• Text provided

════════════════

Legal and commercial advisers have told the Government there has been no change in the ownership and control of the company awarded the multi-billion euro contract to install broadband access, and that the funding arrangements are “in line with the contract”.
Minister of State Ossian Smyth last week said he asked for a review of aspects of the deal after reports that investors in National Broadband Ireland (NBI), the company set up to manage the project, extracted €50 million in fees and interest payments on loans provided to the company last year, the project's first full year of operation. There were also concerns about the amount of investment that had been provided to the company by way of high interest loans.
On Monday night a spokesman for the Department of Communications said the Ministers – Eamon Ryan and Ossian Smyth – had “received a note from departmental officials who have confirmed, based on an examination by the legal and commercial advisers for the NBP contract [William Fry and EY] that there has been no change in ownership or control of National Broadband Ireland since contract award and that the funding arrangements are in line with the contract”.
But there is growing political unease in Government about the broadband plan following recent revelations in the Currency and the Business Post about the funding structure of the multi-billion euro project and the amount of investment via loans in the company which won the contract.
Sources said there was some anxiety in Fianna Fáil and the Green Party as Fine Gael had pushed through the project in 2019 over the objections of senior civil servants. Senior officials in the Department of Public Expenditure, including then secretary general Robert Watt, issued unprecedented warnings against approving the project on several grounds.
Significant payments
Accounts for the companies involved show significant payments last year to David McCourt, the US businessman who leads the project.
According to accounts for Metallah Ltd, the parent company of NBI Infrastructure and NBI Deployment, the two companies which are running the project, it paid €32.7 million to NBI Bidco LLC, a US firm controlled by Mr McCourt.
Mr McCourt and his investment vehicle, Granahan McCourt, is the lead investor in the project.
The payment “related to costs incurred by the group’s investors over a period of a number of years in connection with the tender bid, negotiation and successful conclusion of the 25-year project”, the Metallah accounts said.

════════════════

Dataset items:
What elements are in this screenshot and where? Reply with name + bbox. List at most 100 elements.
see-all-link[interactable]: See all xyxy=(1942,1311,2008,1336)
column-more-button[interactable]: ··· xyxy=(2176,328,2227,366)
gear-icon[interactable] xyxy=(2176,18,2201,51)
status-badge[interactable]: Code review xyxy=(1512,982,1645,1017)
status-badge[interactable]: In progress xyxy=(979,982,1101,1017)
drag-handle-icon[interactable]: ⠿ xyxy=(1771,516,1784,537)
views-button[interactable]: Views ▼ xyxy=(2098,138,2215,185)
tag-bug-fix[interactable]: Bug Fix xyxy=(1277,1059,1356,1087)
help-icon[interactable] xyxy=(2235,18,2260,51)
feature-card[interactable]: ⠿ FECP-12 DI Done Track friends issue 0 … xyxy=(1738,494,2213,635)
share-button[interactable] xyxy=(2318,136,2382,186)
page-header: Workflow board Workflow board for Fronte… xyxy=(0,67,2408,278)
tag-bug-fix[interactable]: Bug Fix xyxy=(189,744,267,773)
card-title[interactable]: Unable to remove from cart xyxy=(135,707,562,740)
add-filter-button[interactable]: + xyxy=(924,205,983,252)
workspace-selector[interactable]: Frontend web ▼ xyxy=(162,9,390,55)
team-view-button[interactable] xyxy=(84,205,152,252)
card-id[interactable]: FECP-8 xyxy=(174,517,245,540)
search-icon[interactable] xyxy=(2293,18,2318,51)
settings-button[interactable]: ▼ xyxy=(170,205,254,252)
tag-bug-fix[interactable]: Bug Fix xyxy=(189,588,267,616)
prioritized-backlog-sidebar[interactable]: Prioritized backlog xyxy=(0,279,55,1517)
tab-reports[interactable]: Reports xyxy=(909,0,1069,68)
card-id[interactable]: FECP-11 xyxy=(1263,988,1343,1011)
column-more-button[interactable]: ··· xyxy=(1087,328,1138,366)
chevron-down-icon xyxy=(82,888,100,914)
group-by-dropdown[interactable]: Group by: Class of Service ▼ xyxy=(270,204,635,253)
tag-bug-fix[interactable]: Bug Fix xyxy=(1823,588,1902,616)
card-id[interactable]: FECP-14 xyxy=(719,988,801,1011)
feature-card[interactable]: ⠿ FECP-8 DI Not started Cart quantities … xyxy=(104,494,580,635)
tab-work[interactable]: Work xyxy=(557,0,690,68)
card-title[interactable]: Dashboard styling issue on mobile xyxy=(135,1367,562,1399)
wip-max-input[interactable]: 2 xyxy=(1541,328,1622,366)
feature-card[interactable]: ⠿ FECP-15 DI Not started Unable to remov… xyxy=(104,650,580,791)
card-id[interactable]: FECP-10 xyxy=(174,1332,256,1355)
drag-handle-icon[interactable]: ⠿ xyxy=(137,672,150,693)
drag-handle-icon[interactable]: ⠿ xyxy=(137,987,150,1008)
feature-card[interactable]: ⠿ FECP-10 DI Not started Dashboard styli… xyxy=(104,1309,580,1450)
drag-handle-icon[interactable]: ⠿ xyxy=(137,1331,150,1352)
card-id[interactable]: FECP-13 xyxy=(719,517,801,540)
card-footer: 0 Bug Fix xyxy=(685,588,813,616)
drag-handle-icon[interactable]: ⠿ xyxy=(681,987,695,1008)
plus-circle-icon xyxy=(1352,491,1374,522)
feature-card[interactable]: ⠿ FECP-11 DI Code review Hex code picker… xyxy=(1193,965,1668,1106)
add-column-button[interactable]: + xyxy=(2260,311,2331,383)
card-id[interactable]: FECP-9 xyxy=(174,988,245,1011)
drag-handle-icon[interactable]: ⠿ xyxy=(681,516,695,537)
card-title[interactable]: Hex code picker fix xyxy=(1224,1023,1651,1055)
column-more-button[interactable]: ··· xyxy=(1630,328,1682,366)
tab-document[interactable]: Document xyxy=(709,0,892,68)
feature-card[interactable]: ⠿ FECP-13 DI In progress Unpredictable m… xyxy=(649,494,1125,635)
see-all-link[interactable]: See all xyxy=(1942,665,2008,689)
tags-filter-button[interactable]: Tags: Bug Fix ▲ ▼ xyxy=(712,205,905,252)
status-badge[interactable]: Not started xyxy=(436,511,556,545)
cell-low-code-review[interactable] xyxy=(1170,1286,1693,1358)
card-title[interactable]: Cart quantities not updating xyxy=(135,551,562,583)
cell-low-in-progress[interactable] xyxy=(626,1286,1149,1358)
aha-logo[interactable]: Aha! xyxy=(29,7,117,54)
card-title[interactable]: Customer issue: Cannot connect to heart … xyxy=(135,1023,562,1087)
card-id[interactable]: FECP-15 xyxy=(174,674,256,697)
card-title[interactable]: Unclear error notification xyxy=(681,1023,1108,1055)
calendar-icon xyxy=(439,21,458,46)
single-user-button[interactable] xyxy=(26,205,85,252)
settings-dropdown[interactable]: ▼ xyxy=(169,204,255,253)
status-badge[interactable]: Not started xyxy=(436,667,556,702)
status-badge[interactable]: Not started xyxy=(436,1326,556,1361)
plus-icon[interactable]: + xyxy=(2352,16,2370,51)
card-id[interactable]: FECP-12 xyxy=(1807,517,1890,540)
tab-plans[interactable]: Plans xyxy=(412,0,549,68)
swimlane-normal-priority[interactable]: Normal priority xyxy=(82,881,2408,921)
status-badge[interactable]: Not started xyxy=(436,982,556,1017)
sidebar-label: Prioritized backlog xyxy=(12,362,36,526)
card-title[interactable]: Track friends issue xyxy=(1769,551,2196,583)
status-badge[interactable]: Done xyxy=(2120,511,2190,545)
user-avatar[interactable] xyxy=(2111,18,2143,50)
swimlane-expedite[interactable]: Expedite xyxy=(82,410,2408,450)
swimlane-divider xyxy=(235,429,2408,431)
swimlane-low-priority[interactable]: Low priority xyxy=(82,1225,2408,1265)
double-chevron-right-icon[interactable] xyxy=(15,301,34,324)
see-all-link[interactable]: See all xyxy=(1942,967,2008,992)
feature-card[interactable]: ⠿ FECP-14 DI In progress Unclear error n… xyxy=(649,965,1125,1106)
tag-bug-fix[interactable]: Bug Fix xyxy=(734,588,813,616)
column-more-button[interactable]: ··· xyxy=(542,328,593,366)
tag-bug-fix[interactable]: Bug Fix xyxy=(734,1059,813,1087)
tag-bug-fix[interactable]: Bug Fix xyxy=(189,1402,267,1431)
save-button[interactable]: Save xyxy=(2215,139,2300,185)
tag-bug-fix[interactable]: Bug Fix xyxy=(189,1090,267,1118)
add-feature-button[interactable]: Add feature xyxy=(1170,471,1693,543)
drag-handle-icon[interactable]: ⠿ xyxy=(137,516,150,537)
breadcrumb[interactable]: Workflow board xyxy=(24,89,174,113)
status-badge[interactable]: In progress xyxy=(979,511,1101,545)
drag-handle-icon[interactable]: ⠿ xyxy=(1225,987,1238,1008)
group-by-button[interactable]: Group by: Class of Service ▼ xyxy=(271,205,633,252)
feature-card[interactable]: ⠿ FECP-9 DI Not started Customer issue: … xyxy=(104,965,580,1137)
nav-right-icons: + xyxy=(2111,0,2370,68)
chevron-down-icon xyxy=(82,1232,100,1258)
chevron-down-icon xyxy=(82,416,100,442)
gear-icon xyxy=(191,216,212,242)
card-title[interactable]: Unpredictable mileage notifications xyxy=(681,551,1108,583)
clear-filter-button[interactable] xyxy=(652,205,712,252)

════════════════

• Brief 1
According to the broadband article, how much did Metallah Ltd pay to NBI Bidco LLC?
• Brief 2
Please output the passage of the broadband article from "Sources said there" to "leads the project.".

• Expected answer 1
€32.7 million

• Expected answer 2
Sources said there was some anxiety in Fianna Fáil and the Green Party as Fine Gael had pushed through the project in 2019 over the objections of senior civil servants. Senior officials in the Department of Public Expenditure, including then secretary general Robert Watt, issued unprecedented warnings against approving the project on several grounds.
Significant payments
Accounts for the companies involved show significant payments last year to David McCourt, the US businessman who leads the project.